<<<<
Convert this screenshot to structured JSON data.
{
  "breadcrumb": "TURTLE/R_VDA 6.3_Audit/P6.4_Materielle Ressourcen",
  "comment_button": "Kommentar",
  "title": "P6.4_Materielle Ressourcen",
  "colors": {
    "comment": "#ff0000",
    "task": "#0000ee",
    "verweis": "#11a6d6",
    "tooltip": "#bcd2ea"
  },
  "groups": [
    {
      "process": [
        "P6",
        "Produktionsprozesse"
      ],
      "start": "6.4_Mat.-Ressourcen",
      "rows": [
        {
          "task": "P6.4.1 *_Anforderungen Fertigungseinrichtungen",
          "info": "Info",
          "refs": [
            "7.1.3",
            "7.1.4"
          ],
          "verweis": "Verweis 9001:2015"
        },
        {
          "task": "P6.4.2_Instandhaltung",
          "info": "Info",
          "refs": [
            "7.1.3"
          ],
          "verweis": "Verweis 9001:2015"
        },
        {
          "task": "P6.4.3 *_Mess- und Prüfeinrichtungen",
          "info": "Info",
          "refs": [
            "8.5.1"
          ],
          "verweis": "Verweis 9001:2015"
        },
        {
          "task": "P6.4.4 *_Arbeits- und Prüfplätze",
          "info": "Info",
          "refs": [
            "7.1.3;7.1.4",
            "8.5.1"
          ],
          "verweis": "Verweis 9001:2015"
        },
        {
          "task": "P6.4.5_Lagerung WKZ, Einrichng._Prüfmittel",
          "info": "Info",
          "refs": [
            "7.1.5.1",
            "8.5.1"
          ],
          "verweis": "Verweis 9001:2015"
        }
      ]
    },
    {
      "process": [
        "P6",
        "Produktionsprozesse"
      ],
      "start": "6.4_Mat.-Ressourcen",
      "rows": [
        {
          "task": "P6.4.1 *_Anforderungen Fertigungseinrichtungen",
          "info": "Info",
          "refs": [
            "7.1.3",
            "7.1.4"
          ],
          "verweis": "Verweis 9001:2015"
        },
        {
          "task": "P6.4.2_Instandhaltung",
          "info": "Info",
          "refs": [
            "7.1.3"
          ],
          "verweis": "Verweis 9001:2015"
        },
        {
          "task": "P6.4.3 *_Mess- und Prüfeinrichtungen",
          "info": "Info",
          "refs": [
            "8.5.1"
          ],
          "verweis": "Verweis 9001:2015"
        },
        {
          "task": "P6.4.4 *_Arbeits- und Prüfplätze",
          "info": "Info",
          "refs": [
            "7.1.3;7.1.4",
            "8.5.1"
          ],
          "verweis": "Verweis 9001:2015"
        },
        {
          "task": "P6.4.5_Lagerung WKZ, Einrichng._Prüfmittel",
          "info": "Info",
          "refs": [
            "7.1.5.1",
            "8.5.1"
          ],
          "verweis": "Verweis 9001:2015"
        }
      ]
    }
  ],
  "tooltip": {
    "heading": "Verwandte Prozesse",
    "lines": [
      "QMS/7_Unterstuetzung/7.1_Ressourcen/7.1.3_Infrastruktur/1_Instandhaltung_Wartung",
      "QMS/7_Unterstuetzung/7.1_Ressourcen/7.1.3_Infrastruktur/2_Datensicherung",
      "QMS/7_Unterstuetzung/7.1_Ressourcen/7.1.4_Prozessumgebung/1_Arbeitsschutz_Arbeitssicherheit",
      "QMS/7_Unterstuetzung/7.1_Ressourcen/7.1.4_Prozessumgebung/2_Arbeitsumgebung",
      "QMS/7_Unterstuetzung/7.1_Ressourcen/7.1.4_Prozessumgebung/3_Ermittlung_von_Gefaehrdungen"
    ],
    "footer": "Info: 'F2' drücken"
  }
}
>>>>
Your task is to output the full set of records exactly as presented.

[ANSWER TO THIS PROBLEM]
Convert this screenshot to structured JSON data.
{
  "breadcrumb": "TURTLE/R_VDA 6.3_Audit/P6.4_Materielle Ressourcen",
  "comment_button": "Kommentar",
  "title": "P6.4_Materielle Ressourcen",
  "colors": {
    "comment": "#ff0000",
    "task": "#0000ee",
    "verweis": "#11a6d6",
    "tooltip": "#bcd2ea"
  },
  "groups": [
    {
      "process": [
        "P6",
        "Produktionsprozesse"
      ],
      "start": "6.4_Mat.-Ressourcen",
      "rows": [
        {
          "task": "P6.4.1 *_Anforderungen Fertigungseinrichtungen",
          "info": "Info",
          "refs": [
            "7.1.3",
            "7.1.4"
          ],
          "verweis": "Verweis 9001:2015"
        },
        {
          "task": "P6.4.2_Instandhaltung",
          "info": "Info",
          "refs": [
            "7.1.3"
          ],
          "verweis": "Verweis 9001:2015"
        },
        {
          "task": "P6.4.3 *_Mess- und Prüfeinrichtungen",
          "info": "Info",
          "refs": [
            "8.5.1"
          ],
          "verweis": "Verweis 9001:2015"
        },
        {
          "task": "P6.4.4 *_Arbeits- und Prüfplätze",
          "info": "Info",
          "refs": [
            "7.1.3;7.1.4",
            "8.5.1"
          ],
          "verweis": "Verweis 9001:2015"
        },
        {
          "task": "P6.4.5_Lagerung WKZ, Einrichng._Prüfmittel",
          "info": "Info",
          "refs": [
            "7.1.5.1",
            "8.5.1"
          ],
          "verweis": "Verweis 9001:2015"
        }
      ]
    },
    {
      "process": [
        "P6",
        "Produktionsprozesse"
      ],
      "start": "6.4_Mat.-Ressourcen",
      "rows": [
        {
          "task": "P6.4.1 *_Anforderungen Fertigungseinrichtungen",
          "info": "Info",
          "refs": [
            "7.1.3",
            "7.1.4"
          ],
          "verweis": "Verweis 9001:2015"
        },
        {
          "task": "P6.4.2_Instandhaltung",
          "info": "Info",
          "refs": [
            "7.1.3"
          ],
          "verweis": "Verweis 9001:2015"
        },
        {
          "task": "P6.4.3 *_Mess- und Prüfeinrichtungen",
          "info": "Info",
          "refs": [
            "8.5.1"
          ],
          "verweis": "Verweis 9001:2015"
        },
        {
          "task": "P6.4.4 *_Arbeits- und Prüfplätze",
          "info": "Info",
          "refs": [
            "7.1.3;7.1.4",
            "8.5.1"
          ],
          "verweis": "Verweis 9001:2015"
        },
        {
          "task": "P6.4.5_Lagerung WKZ, Einrichng._Prüfmittel",
          "info": "Info",
          "refs": [
            "7.1.5.1",
            "8.5.1"
          ],
          "verweis": "Verweis 9001:2015"
        }
      ]
    }
  ],
  "tooltip": {
    "heading": "Verwandte Prozesse",
    "lines": [
      "QMS/7_Unterstuetzung/7.1_Ressourcen/7.1.3_Infrastruktur/1_Instandhaltung_Wartung",
      "QMS/7_Unterstuetzung/7.1_Ressourcen/7.1.3_Infrastruktur/2_Datensicherung",
      "QMS/7_Unterstuetzung/7.1_Ressourcen/7.1.4_Prozessumgebung/1_Arbeitsschutz_Arbeitssicherheit",
      "QMS/7_Unterstuetzung/7.1_Ressourcen/7.1.4_Prozessumgebung/2_Arbeitsumgebung",
      "QMS/7_Unterstuetzung/7.1_Ressourcen/7.1.4_Prozessumgebung/3_Ermittlung_von_Gefaehrdungen"
    ],
    "footer": "Info: 'F2' drücken"
  }
}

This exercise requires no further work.